BEGIN Data extract

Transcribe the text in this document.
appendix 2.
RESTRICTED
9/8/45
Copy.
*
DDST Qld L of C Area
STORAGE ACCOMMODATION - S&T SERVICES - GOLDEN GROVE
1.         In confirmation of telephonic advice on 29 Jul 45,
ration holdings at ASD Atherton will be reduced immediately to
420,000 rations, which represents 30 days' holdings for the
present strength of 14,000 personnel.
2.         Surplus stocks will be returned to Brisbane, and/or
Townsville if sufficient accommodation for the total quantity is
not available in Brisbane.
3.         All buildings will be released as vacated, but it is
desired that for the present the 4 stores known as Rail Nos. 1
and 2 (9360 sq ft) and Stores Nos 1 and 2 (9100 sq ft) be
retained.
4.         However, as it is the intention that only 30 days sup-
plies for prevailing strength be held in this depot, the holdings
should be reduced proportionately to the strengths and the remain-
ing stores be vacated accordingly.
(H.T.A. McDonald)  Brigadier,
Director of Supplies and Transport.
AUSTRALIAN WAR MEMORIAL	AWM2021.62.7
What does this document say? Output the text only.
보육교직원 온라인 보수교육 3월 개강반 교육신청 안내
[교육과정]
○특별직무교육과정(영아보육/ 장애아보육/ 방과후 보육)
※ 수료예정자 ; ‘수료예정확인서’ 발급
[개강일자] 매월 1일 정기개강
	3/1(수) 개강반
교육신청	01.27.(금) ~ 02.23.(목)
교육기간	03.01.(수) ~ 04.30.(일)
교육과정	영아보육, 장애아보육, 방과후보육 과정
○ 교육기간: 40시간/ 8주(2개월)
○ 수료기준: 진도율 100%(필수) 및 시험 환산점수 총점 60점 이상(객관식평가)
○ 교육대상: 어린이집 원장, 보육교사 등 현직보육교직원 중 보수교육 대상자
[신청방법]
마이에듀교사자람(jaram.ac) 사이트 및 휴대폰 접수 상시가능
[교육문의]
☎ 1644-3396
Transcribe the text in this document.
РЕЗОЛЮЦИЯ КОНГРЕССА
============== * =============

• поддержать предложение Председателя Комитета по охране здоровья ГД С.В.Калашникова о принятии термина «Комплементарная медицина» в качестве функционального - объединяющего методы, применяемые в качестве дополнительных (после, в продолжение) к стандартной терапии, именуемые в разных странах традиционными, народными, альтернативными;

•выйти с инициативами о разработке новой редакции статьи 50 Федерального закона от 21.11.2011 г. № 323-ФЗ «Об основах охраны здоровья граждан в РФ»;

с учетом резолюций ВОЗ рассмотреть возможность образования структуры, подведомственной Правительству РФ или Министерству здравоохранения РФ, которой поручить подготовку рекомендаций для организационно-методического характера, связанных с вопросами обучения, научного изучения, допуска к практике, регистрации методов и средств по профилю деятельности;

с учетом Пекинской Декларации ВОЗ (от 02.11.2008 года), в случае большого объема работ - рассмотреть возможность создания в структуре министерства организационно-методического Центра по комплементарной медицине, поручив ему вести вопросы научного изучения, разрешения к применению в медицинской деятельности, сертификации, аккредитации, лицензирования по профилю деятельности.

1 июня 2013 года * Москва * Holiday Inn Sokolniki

END Data extract

Exact output of every entry is required.

Final result
Transcribe the text in this document.
appendix 2.
RESTRICTED
9/8/45
Copy.
*
DDST Qld L of C Area
STORAGE ACCOMMODATION - S&T SERVICES - GOLDEN GROVE
1.         In confirmation of telephonic advice on 29 Jul 45,
ration holdings at ASD Atherton will be reduced immediately to
420,000 rations, which represents 30 days' holdings for the
present strength of 14,000 personnel.
2.         Surplus stocks will be returned to Brisbane, and/or
Townsville if sufficient accommodation for the total quantity is
not available in Brisbane.
3.         All buildings will be released as vacated, but it is
desired that for the present the 4 stores known as Rail Nos. 1
and 2 (9360 sq ft) and Stores Nos 1 and 2 (9100 sq ft) be
retained.
4.         However, as it is the intention that only 30 days sup-
plies for prevailing strength be held in this depot, the holdings
should be reduced proportionately to the strengths and the remain-
ing stores be vacated accordingly.
(H.T.A. McDonald)  Brigadier,
Director of Supplies and Transport.
AUSTRALIAN WAR MEMORIAL	AWM2021.62.7
What does this document say? Output the text only.
보육교직원 온라인 보수교육 3월 개강반 교육신청 안내
[교육과정]
○특별직무교육과정(영아보육/ 장애아보육/ 방과후 보육)
※ 수료예정자 ; ‘수료예정확인서’ 발급
[개강일자] 매월 1일 정기개강
	3/1(수) 개강반
교육신청	01.27.(금) ~ 02.23.(목)
교육기간	03.01.(수) ~ 04.30.(일)
교육과정	영아보육, 장애아보육, 방과후보육 과정
○ 교육기간: 40시간/ 8주(2개월)
○ 수료기준: 진도율 100%(필수) 및 시험 환산점수 총점 60점 이상(객관식평가)
○ 교육대상: 어린이집 원장, 보육교사 등 현직보육교직원 중 보수교육 대상자
[신청방법]
마이에듀교사자람(jaram.ac) 사이트 및 휴대폰 접수 상시가능
[교육문의]
☎ 1644-3396
Transcribe the text in this document.
РЕЗОЛЮЦИЯ КОНГРЕССА
============== * =============

• поддержать предложение Председателя Комитета по охране здоровья ГД С.В.Калашникова о принятии термина «Комплементарная медицина» в качестве функционального - объединяющего методы, применяемые в качестве дополнительных (после, в продолжение) к стандартной терапии, именуемые в разных странах традиционными, народными, альтернативными;

•выйти с инициативами о разработке новой редакции статьи 50 Федерального закона от 21.11.2011 г. № 323-ФЗ «Об основах охраны здоровья граждан в РФ»;

с учетом резолюций ВОЗ рассмотреть возможность образования структуры, подведомственной Правительству РФ или Министерству здравоохранения РФ, которой поручить подготовку рекомендаций для организационно-методического характера, связанных с вопросами обучения, научного изучения, допуска к практике, регистрации методов и средств по профилю деятельности;

с учетом Пекинской Декларации ВОЗ (от 02.11.2008 года), в случае большого объема работ - рассмотреть возможность создания в структуре министерства организационно-методического Центра по комплементарной медицине, поручив ему вести вопросы научного изучения, разрешения к применению в медицинской деятельности, сертификации, аккредитации, лицензирования по профилю деятельности.

1 июня 2013 года * Москва * Holiday Inn Sokolniki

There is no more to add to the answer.